__Goal__: Gather every line below where "this" appears.
===== Record excerpts
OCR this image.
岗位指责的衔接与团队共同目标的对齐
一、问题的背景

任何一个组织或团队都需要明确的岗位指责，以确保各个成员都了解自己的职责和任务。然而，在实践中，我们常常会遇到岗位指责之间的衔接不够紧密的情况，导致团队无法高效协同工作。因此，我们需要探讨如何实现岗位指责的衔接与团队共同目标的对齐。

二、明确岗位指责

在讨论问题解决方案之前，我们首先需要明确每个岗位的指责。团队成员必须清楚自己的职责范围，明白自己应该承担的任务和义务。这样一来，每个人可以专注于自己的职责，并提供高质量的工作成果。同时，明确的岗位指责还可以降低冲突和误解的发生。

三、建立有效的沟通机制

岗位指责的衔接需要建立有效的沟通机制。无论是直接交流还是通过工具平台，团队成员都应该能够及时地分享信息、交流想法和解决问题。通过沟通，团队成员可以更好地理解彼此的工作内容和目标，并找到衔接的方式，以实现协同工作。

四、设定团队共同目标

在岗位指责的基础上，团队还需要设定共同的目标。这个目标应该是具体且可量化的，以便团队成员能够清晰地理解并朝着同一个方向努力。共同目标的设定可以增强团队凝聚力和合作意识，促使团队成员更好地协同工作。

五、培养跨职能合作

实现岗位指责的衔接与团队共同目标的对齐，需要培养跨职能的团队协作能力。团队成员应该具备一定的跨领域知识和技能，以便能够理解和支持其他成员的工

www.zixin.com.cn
==========
===== Record excerpts
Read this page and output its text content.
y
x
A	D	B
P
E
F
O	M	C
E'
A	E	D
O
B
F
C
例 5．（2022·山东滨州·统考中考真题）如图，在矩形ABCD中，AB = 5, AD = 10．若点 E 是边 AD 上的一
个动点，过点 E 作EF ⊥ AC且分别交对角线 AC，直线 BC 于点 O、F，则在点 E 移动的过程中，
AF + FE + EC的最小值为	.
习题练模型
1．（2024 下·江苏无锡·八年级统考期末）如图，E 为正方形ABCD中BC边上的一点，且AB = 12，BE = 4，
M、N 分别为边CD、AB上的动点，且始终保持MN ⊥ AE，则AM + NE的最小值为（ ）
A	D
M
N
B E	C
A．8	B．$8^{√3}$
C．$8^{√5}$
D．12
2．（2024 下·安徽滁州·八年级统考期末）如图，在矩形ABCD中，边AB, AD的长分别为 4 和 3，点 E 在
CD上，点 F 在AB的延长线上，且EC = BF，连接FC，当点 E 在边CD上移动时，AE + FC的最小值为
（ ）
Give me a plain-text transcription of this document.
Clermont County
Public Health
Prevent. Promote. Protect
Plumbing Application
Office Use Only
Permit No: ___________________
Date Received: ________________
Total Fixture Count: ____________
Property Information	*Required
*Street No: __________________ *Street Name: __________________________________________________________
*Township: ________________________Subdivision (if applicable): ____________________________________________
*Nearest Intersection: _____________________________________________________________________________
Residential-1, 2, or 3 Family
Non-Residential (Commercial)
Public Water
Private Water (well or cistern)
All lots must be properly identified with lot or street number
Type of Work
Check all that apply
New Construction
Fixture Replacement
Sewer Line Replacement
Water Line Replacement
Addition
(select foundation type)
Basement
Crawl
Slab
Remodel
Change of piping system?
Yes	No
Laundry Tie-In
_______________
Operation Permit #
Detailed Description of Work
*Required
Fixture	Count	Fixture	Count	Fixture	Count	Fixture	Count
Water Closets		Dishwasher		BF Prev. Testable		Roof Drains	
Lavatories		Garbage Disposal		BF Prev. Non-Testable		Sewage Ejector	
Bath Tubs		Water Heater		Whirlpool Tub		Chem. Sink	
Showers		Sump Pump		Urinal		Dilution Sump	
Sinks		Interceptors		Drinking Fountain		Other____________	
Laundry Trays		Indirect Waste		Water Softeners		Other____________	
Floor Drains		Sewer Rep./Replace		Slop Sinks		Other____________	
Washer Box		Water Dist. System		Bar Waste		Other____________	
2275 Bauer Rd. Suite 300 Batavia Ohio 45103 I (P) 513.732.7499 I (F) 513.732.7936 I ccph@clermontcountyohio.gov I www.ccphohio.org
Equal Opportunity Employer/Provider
==========
===== Record excerpts
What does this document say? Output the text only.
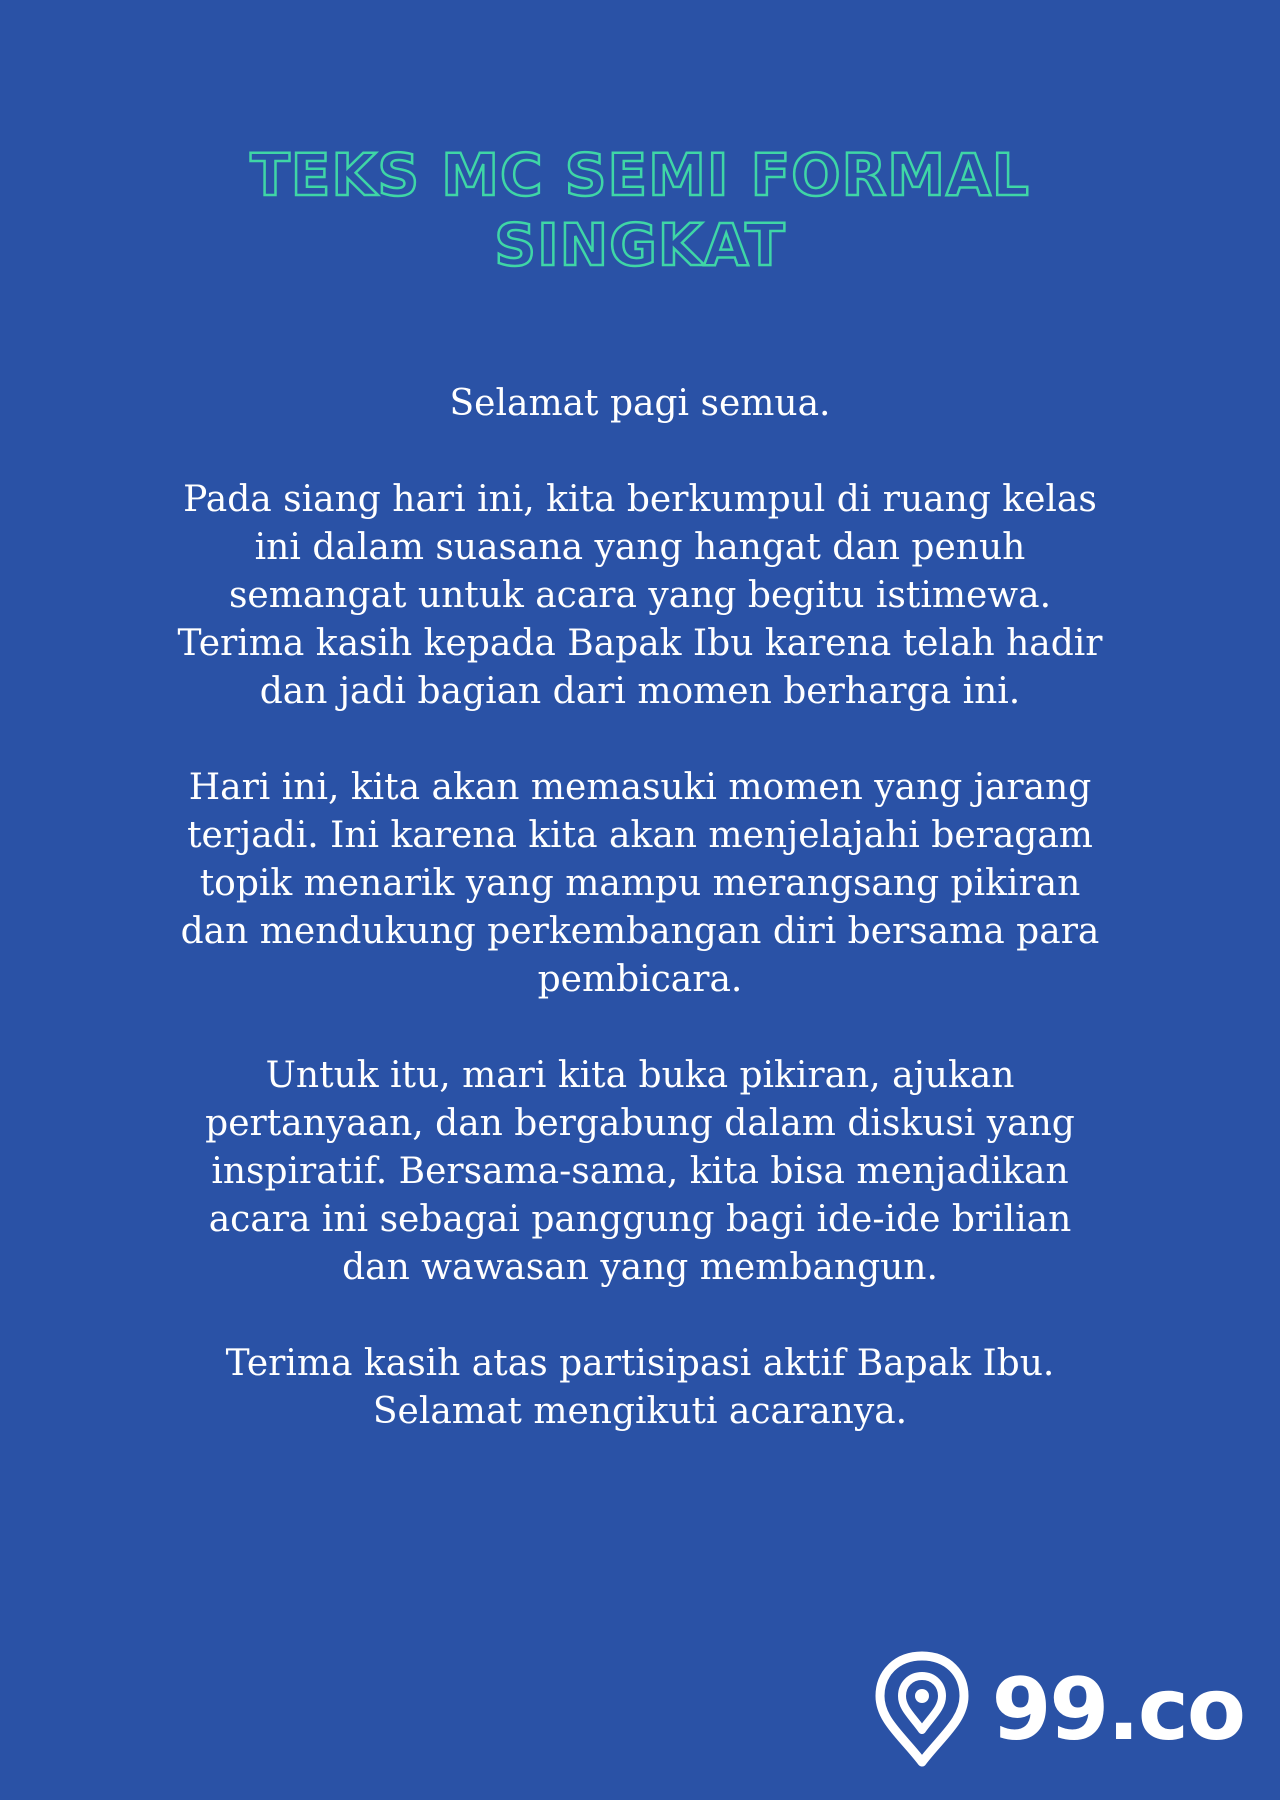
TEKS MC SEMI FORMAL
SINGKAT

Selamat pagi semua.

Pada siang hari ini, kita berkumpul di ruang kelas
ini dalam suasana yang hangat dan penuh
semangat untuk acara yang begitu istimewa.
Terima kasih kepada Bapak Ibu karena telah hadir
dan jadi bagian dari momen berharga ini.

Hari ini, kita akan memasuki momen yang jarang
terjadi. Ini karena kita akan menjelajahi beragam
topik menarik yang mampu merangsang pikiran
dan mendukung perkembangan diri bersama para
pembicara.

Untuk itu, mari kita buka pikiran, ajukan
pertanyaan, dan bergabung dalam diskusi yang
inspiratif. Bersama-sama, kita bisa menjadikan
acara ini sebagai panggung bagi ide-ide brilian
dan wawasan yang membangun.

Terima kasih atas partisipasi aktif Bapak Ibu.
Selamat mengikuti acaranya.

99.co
==========
__Output below__:
OCR this image.
Read this page and output its text content.
Give me a plain-text transcription of this document.
What does this document say? Output the text only.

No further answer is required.